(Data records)
___

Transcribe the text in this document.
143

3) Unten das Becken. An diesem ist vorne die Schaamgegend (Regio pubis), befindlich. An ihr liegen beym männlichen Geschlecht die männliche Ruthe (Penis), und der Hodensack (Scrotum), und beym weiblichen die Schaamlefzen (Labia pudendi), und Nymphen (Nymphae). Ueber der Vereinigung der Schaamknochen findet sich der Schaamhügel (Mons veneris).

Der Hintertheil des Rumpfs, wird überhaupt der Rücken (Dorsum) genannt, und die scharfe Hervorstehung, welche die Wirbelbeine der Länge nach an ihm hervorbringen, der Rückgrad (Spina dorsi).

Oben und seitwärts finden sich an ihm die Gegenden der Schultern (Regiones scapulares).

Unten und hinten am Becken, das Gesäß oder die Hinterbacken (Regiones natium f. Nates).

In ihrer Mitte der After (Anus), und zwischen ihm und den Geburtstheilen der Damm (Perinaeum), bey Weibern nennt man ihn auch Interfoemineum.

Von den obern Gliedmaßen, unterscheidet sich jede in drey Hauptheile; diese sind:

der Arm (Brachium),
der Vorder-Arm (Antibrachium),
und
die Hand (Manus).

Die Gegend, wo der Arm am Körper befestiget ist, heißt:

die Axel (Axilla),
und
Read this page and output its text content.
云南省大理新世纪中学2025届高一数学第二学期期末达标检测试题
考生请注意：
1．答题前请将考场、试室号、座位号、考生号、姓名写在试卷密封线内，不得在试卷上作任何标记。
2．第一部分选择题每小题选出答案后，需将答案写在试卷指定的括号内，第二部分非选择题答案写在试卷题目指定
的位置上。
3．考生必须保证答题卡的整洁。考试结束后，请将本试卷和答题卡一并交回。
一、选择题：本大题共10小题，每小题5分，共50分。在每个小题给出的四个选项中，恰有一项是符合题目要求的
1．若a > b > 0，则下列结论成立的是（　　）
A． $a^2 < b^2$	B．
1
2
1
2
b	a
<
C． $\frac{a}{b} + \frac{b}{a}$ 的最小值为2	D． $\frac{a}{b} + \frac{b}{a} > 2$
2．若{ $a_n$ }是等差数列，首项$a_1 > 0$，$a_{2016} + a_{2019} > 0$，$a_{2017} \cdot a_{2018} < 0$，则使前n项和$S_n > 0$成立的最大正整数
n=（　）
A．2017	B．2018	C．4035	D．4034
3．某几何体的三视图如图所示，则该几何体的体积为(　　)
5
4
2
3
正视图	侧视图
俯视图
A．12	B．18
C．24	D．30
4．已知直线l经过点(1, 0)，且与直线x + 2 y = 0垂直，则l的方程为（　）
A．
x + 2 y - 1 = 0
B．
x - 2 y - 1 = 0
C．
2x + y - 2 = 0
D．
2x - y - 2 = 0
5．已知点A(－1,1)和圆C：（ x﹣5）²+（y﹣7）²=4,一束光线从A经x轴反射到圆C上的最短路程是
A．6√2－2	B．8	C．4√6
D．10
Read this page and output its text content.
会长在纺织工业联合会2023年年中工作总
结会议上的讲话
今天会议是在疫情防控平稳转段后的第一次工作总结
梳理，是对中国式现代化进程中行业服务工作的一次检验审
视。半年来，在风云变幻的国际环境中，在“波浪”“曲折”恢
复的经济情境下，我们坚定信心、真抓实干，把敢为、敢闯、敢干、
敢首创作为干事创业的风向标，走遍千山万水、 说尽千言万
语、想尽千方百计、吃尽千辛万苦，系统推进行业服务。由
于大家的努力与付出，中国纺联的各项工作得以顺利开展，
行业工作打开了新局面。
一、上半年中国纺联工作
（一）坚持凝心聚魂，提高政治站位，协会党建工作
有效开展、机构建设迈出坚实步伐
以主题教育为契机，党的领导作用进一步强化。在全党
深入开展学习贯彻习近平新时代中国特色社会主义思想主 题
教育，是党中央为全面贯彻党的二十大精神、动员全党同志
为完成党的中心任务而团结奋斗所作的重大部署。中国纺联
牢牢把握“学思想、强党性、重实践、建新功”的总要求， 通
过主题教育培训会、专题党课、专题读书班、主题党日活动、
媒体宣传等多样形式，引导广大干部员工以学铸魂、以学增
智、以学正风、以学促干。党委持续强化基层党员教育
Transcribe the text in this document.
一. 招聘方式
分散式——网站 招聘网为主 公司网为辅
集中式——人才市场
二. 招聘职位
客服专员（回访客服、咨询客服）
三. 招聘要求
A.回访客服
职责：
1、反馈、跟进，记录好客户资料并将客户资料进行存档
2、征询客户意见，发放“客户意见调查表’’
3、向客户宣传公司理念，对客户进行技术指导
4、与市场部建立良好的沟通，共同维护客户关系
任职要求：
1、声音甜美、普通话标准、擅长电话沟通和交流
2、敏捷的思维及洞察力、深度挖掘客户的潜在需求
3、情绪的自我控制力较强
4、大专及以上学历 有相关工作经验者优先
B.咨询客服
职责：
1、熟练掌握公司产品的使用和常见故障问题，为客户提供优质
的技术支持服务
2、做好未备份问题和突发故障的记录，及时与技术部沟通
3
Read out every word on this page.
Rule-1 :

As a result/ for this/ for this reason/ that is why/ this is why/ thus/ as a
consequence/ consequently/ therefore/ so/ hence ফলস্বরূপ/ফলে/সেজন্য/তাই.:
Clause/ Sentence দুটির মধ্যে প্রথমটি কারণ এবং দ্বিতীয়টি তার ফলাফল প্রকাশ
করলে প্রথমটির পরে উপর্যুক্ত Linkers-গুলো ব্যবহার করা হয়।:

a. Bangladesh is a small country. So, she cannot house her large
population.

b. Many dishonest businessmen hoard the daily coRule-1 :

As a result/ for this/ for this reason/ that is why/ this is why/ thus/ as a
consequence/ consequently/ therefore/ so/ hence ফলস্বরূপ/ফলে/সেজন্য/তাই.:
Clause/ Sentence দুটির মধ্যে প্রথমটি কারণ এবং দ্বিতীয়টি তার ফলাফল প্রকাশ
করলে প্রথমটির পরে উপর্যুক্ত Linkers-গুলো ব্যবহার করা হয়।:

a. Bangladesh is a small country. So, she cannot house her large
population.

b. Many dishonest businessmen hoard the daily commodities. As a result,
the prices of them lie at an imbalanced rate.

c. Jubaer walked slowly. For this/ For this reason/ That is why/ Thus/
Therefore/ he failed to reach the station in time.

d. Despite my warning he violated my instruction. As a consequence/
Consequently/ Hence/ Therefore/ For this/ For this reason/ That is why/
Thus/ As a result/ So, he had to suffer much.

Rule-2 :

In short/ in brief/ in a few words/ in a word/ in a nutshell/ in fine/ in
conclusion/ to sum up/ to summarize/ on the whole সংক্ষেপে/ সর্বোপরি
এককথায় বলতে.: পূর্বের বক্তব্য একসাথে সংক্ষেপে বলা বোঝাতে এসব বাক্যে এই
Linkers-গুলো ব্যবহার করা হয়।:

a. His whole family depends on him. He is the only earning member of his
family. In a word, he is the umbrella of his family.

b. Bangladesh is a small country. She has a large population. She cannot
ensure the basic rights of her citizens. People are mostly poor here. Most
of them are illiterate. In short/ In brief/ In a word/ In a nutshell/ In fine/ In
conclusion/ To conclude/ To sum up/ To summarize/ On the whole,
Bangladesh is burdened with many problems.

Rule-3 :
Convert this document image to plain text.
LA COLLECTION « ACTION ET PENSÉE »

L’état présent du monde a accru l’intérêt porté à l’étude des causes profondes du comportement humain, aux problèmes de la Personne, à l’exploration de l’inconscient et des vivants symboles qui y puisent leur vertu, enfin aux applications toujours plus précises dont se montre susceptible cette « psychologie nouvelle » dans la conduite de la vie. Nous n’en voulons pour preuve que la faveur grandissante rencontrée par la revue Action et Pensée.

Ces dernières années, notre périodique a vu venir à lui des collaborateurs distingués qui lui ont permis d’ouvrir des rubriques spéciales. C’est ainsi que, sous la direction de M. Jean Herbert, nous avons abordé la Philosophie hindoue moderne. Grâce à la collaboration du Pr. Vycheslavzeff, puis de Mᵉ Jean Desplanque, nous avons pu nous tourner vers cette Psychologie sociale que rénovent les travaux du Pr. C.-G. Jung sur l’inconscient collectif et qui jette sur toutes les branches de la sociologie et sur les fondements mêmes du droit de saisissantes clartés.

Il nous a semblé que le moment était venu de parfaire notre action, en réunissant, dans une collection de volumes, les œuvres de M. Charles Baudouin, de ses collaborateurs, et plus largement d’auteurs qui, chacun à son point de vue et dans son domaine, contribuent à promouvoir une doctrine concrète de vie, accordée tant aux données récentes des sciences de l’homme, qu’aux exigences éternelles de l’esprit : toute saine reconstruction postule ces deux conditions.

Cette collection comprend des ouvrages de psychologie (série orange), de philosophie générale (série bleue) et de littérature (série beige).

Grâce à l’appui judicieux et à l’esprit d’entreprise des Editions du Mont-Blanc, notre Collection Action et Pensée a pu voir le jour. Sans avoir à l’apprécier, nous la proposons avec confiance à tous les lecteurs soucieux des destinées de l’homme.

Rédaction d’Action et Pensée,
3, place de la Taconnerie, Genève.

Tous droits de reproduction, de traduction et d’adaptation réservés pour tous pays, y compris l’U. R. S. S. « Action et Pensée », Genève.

___

(Exercise brief): Say, as a single number and nothing more, how many lines of the entries contain the word "this".

(Output): 10